What needs to be done:
Check each line of the material below, and copy it if it holds the string "crossed".

Data listing:
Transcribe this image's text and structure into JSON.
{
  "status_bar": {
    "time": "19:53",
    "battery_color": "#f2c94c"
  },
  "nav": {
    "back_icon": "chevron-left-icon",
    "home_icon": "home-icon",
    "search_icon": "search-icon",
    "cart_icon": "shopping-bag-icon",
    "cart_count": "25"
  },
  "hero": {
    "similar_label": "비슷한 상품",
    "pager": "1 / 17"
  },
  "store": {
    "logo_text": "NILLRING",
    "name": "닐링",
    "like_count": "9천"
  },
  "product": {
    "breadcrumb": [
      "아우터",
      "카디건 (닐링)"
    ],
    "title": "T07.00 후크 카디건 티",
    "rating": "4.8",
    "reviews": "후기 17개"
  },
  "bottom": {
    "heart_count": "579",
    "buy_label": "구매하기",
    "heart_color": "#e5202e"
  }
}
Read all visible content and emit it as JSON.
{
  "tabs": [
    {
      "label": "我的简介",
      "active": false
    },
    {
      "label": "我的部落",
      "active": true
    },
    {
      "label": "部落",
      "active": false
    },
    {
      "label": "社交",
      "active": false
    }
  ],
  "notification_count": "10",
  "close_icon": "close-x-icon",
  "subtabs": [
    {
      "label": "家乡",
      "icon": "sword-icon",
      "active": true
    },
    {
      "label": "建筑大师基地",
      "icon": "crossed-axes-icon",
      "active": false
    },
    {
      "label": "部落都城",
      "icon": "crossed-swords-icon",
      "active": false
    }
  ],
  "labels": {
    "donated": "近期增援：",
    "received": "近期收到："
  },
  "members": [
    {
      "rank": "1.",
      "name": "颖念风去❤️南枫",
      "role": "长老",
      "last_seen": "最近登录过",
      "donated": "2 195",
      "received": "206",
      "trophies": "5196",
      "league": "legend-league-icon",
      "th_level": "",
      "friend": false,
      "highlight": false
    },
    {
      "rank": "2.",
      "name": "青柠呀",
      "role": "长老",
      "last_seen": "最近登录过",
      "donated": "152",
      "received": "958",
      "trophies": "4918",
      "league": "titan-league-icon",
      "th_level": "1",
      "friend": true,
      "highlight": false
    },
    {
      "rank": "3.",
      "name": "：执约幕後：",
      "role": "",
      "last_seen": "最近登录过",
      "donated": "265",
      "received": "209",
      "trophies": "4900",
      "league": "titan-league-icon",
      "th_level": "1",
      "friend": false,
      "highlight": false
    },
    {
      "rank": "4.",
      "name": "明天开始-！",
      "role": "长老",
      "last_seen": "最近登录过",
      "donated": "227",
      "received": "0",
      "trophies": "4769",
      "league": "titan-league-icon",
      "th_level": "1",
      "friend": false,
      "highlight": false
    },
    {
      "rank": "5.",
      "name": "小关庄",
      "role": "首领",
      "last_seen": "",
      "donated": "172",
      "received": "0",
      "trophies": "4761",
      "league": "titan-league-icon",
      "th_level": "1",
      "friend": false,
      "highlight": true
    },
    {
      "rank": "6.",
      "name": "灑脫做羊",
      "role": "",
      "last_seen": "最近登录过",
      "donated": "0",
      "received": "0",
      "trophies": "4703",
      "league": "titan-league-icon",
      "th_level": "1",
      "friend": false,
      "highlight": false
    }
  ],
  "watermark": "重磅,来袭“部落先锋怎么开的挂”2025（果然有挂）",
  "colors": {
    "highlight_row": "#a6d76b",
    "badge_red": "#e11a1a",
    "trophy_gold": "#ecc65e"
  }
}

==

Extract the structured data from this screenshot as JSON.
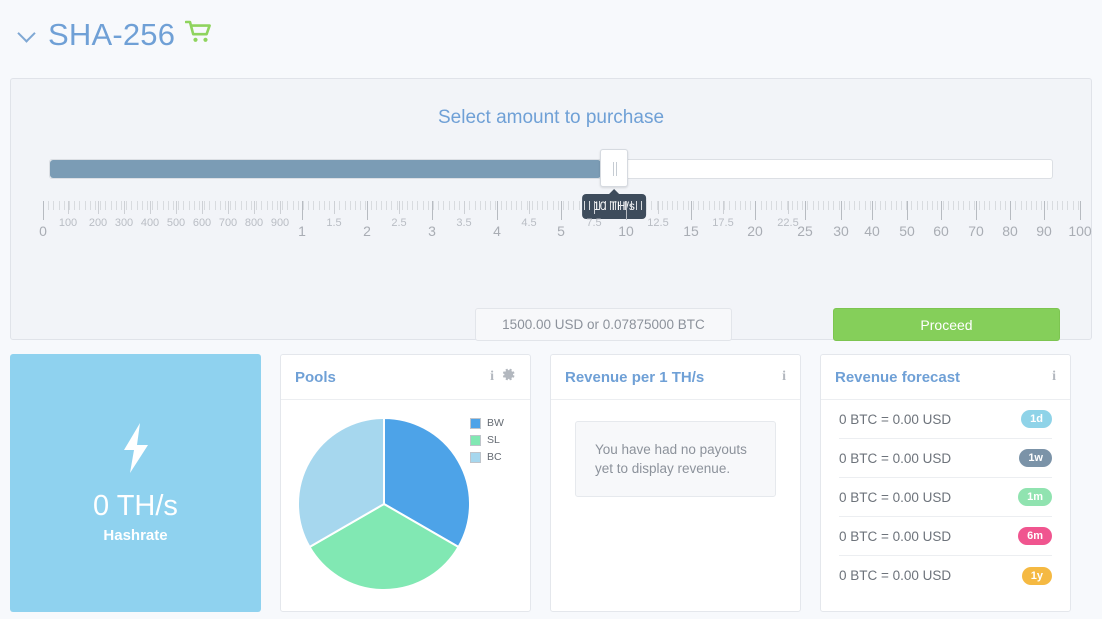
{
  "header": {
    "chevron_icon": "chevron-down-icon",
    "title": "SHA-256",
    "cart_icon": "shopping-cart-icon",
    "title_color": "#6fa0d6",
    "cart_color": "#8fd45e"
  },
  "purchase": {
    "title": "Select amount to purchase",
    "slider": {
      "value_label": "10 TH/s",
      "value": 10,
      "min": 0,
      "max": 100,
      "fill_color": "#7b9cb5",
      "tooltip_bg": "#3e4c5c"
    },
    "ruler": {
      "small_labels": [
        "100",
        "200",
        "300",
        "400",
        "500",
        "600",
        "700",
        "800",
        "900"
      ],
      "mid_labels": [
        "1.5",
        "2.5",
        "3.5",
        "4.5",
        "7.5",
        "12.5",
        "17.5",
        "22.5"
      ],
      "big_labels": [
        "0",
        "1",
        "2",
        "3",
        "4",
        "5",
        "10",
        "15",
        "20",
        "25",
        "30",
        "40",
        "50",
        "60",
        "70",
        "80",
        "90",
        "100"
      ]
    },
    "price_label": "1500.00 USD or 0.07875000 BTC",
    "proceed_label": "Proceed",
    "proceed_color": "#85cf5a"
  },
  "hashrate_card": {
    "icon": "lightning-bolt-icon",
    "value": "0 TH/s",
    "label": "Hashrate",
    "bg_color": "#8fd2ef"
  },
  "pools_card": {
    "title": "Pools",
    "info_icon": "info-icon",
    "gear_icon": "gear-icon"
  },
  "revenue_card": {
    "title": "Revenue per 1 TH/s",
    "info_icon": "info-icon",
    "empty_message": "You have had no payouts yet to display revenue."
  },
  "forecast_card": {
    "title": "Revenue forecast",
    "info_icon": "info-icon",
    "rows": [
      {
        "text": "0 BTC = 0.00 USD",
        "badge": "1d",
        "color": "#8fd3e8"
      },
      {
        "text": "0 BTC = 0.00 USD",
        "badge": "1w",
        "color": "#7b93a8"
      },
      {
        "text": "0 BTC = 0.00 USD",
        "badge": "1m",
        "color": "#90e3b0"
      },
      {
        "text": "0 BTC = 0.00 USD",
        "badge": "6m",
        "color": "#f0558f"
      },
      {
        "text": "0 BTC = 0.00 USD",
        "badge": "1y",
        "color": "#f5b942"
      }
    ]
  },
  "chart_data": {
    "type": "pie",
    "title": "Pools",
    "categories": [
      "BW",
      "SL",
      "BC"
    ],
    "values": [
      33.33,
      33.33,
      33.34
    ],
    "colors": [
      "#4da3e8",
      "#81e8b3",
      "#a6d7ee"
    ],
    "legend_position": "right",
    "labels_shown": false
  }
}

Full answer:
      "icon": "crossed-axes-icon",
      "icon": "crossed-swords-icon",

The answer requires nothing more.